↓

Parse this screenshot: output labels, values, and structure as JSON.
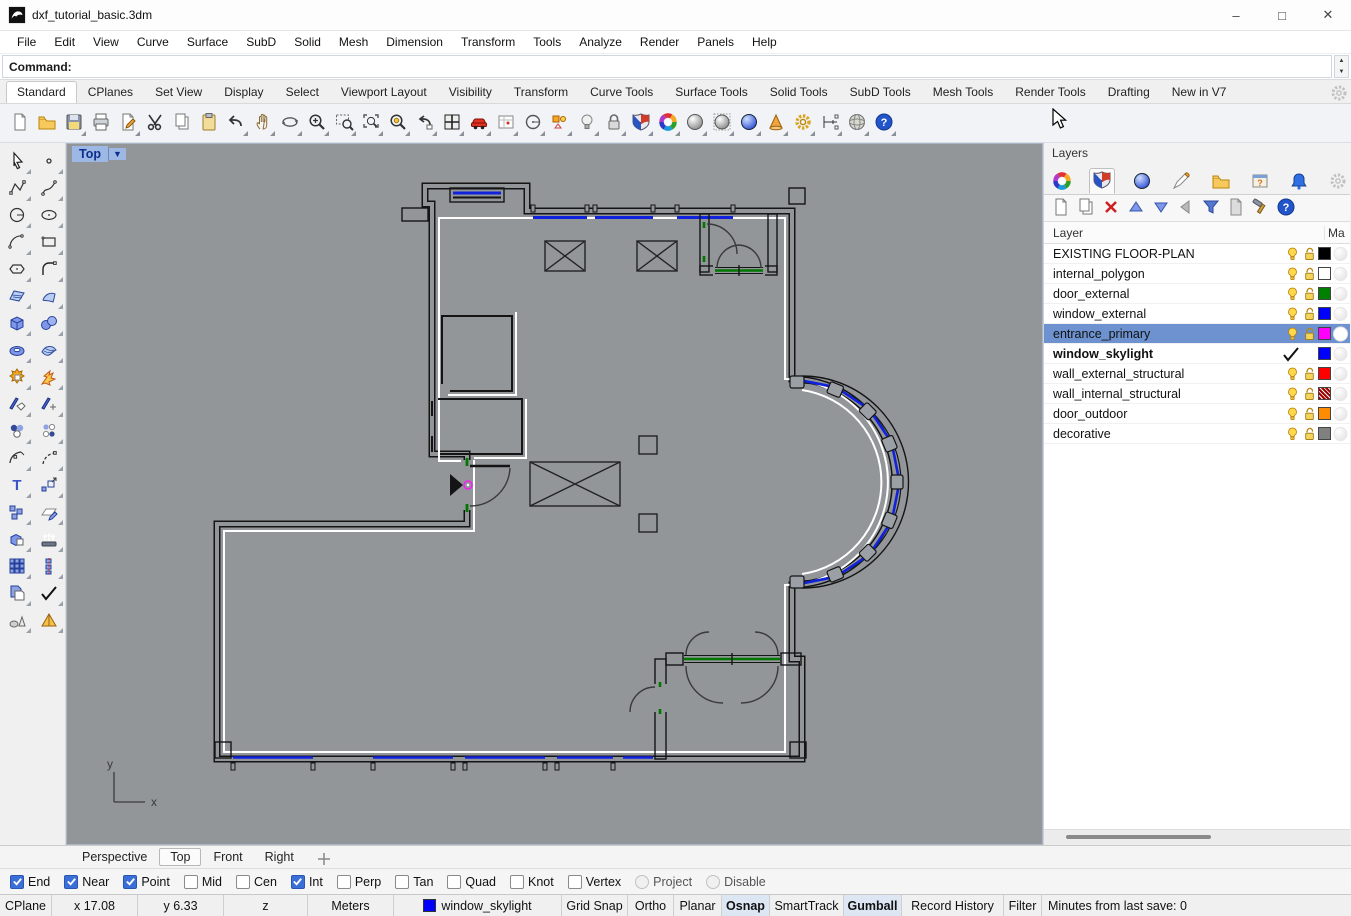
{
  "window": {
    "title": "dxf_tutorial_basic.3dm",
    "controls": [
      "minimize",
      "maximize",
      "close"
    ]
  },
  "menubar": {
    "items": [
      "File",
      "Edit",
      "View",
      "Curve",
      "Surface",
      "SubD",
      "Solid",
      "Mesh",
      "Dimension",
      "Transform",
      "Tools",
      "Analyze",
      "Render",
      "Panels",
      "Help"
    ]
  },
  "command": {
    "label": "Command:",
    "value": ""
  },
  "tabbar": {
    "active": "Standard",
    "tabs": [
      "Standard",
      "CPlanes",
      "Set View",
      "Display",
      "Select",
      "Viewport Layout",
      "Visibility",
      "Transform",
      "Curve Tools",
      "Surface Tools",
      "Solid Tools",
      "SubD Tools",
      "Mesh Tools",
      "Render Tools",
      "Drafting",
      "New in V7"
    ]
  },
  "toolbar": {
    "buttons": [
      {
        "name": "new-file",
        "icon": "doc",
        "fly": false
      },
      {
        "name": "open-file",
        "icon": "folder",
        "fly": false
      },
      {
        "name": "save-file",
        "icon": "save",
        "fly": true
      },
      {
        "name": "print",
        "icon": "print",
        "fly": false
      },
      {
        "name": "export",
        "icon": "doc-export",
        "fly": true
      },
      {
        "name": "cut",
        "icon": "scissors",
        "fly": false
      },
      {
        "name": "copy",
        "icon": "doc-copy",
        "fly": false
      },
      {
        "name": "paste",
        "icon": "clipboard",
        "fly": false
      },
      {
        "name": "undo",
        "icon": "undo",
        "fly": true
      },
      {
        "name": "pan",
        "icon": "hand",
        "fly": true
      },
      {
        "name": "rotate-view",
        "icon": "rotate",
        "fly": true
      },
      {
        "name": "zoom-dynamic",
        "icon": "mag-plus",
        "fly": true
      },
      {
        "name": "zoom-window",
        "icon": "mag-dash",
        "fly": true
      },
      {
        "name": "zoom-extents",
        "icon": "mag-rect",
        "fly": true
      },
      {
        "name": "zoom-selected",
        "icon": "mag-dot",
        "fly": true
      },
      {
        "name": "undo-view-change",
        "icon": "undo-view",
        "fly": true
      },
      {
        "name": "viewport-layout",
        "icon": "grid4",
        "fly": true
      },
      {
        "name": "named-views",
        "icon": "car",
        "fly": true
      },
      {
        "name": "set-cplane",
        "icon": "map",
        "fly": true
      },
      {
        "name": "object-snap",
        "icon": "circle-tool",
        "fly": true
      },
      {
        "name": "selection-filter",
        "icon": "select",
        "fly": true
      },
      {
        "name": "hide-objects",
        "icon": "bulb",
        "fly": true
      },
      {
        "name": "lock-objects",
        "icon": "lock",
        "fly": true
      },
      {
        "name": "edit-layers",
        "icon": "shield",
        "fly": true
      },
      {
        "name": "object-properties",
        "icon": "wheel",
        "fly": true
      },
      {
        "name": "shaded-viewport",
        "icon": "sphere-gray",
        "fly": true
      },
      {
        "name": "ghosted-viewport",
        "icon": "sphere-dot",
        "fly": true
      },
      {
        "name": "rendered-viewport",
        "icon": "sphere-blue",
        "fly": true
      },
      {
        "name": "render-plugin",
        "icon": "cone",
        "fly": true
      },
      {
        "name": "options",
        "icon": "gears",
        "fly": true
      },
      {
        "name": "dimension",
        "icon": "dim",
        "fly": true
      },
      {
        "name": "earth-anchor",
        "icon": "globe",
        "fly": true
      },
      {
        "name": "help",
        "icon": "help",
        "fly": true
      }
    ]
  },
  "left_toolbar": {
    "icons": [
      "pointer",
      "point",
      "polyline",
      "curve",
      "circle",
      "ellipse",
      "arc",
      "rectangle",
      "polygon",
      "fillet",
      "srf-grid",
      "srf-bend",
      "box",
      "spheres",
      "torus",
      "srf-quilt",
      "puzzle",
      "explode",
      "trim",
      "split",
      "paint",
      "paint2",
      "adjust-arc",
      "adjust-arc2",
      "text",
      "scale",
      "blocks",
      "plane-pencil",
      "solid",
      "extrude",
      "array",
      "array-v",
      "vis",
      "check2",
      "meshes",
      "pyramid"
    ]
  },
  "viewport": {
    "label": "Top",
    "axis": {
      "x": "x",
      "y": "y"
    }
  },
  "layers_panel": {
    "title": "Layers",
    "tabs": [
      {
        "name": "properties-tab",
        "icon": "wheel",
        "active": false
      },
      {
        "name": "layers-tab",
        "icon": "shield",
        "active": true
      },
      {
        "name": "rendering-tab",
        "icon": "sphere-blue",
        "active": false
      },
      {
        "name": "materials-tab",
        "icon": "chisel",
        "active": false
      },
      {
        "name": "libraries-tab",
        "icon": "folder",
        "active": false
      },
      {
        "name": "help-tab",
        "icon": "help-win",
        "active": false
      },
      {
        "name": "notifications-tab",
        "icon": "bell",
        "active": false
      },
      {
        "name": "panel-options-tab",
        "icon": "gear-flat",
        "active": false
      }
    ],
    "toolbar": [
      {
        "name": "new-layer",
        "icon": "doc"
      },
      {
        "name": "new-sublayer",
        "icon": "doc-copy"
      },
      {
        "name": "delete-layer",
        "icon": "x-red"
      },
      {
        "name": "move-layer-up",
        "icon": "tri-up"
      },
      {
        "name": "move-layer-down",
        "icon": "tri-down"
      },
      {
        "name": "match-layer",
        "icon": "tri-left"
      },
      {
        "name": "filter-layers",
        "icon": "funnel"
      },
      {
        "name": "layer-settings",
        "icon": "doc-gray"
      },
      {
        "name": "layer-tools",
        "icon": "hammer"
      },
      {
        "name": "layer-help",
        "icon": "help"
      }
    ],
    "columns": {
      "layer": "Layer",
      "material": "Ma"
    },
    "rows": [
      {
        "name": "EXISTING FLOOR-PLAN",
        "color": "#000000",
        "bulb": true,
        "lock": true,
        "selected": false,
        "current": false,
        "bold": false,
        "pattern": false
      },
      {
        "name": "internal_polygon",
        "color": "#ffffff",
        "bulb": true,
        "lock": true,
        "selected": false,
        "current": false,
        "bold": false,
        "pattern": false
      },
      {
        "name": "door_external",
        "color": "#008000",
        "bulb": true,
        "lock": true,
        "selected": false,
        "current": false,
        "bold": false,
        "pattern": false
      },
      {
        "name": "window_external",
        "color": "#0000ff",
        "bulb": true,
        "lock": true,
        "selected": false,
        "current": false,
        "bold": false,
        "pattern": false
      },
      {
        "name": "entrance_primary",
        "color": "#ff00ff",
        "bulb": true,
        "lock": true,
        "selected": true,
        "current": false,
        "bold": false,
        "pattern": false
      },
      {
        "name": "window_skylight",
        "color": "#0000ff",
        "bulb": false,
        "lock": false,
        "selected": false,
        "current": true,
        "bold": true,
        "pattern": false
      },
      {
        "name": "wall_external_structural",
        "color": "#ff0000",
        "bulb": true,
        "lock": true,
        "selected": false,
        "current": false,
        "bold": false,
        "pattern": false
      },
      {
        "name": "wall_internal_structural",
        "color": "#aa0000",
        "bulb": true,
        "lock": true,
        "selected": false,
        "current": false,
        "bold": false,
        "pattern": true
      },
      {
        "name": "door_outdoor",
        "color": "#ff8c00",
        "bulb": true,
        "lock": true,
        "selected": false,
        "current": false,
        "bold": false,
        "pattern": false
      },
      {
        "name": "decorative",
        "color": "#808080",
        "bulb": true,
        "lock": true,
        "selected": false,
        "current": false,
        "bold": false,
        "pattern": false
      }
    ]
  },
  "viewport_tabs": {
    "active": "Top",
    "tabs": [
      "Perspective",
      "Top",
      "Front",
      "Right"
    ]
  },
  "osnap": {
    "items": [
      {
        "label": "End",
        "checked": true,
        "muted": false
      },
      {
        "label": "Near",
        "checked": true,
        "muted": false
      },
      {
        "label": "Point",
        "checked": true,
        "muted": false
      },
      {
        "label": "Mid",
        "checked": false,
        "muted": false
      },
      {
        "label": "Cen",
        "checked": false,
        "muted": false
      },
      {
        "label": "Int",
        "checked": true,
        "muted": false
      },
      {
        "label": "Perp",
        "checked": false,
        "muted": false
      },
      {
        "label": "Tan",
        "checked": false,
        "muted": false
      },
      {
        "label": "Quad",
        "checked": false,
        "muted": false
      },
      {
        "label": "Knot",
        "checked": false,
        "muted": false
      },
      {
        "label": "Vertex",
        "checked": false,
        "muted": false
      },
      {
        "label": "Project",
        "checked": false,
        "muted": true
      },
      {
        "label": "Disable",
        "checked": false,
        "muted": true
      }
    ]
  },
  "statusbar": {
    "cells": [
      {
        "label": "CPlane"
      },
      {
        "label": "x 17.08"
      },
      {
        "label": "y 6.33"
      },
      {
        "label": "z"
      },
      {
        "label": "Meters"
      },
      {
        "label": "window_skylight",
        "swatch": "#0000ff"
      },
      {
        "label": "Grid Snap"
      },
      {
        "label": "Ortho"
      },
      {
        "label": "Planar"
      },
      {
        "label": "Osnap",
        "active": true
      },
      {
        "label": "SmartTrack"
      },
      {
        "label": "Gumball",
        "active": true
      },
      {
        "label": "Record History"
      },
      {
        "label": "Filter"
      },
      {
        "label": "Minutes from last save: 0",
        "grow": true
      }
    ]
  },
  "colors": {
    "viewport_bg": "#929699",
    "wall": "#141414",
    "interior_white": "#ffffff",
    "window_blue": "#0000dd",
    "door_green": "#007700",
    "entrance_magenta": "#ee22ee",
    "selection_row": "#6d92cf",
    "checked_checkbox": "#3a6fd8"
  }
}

↑

### Work to be completed
Copy in full each line that holds the word "save".

### Complete answer
        "name": "save-file",
        "icon": "save",
        "label": "Minutes from last save: 0",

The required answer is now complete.